(Rows from a dataset)
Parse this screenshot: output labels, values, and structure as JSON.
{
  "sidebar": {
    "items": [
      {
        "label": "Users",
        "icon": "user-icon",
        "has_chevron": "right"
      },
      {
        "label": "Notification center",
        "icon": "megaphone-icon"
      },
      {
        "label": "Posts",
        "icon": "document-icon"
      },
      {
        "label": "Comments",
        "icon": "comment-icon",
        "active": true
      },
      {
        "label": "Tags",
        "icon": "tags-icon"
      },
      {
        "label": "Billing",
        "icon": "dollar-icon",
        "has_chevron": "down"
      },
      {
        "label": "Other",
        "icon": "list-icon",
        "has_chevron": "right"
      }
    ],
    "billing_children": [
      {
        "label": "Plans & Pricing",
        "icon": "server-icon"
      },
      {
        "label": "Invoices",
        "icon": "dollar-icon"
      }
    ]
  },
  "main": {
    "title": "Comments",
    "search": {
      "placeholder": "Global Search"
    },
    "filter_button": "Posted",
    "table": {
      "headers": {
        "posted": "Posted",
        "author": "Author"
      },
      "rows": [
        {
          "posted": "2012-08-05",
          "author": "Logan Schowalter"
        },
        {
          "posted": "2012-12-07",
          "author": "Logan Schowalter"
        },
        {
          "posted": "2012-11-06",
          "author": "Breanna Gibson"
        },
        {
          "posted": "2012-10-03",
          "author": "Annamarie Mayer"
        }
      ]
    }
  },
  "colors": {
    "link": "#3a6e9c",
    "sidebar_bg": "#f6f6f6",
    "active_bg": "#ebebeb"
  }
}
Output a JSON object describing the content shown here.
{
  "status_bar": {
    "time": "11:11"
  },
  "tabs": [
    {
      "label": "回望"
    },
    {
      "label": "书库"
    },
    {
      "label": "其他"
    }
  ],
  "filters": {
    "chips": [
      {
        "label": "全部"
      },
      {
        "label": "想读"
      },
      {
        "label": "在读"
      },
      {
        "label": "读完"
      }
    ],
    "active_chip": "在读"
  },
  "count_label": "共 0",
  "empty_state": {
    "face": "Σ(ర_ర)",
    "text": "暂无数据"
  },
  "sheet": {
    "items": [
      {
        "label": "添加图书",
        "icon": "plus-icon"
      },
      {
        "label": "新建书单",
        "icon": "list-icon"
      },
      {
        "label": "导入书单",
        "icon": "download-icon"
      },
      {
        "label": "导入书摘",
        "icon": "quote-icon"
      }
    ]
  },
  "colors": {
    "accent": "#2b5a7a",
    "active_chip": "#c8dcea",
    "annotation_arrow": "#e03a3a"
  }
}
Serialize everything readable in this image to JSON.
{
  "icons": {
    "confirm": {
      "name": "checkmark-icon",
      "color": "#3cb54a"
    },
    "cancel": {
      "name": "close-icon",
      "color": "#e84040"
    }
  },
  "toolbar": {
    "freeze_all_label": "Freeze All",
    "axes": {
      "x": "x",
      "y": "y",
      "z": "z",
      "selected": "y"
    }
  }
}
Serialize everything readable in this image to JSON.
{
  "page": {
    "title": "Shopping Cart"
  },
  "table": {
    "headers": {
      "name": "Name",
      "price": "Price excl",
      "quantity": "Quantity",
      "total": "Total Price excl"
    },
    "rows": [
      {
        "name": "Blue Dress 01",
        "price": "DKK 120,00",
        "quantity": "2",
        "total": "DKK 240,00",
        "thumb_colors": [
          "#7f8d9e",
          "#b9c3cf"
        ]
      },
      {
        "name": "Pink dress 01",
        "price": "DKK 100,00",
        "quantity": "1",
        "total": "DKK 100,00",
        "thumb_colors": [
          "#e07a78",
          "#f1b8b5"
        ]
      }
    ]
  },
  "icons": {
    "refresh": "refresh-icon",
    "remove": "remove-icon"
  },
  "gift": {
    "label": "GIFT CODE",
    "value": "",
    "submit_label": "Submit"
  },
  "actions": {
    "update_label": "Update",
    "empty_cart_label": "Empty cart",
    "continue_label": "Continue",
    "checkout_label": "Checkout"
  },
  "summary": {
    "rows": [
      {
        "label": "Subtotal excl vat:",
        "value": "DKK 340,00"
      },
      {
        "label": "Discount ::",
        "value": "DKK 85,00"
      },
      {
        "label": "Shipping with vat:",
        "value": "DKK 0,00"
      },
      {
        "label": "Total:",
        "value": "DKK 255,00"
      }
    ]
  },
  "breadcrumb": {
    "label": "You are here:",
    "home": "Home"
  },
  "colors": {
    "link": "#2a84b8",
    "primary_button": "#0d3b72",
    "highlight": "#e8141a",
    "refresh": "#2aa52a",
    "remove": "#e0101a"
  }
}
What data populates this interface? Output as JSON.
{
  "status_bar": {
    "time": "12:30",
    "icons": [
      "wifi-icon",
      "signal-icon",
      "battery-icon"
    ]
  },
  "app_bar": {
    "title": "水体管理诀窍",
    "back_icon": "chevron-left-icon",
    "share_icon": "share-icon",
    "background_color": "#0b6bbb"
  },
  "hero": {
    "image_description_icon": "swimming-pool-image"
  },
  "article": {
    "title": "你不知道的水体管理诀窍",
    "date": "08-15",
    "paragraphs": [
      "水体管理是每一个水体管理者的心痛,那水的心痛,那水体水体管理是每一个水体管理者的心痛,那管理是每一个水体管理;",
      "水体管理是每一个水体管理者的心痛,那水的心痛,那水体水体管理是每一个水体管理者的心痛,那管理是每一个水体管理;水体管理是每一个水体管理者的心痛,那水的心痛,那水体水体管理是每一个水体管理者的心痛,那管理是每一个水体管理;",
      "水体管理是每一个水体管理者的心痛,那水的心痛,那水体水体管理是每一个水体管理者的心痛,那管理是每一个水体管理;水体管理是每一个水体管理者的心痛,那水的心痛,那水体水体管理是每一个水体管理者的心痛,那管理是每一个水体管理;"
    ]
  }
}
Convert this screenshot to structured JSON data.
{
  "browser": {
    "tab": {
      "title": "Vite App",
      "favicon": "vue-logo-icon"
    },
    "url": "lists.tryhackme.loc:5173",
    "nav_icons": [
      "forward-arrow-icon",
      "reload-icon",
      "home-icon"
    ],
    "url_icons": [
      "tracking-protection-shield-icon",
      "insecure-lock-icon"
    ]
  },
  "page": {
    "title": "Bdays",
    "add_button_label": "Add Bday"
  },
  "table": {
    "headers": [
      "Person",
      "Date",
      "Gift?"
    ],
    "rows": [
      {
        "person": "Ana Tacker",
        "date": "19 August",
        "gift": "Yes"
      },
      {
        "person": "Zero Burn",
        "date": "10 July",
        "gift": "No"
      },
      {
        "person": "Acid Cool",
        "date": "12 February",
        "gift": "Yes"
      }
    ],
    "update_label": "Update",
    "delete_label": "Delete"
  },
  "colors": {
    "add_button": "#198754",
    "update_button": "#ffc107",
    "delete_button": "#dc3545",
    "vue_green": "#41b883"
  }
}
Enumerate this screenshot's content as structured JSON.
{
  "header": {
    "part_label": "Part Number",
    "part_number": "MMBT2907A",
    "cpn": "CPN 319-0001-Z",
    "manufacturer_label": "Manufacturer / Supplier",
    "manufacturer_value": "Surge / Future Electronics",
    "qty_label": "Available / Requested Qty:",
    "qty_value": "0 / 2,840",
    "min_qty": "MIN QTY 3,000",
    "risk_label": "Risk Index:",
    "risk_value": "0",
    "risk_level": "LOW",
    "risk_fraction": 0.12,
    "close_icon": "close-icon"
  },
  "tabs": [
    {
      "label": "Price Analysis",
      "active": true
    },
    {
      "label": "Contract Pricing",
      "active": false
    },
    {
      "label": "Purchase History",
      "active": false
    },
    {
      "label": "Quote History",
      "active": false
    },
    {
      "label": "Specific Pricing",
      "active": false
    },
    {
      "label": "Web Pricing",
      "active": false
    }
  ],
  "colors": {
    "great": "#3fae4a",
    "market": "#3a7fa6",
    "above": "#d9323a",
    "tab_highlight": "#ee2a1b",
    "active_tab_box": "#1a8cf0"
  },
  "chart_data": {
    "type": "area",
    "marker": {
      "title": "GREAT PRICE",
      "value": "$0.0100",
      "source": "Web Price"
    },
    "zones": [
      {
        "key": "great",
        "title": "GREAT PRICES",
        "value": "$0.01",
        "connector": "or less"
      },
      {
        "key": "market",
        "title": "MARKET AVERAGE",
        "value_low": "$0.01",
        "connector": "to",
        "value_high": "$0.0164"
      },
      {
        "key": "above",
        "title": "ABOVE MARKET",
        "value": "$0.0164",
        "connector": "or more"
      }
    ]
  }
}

> EXERCISE DESCRIPTION: Identify each line holding the string "name", and copy it out.

> ANSWER:
      "name": "checkmark-icon",
      "name": "close-icon",
      "name": "Name",
        "name": "Blue Dress 01",
        "name": "Pink dress 01",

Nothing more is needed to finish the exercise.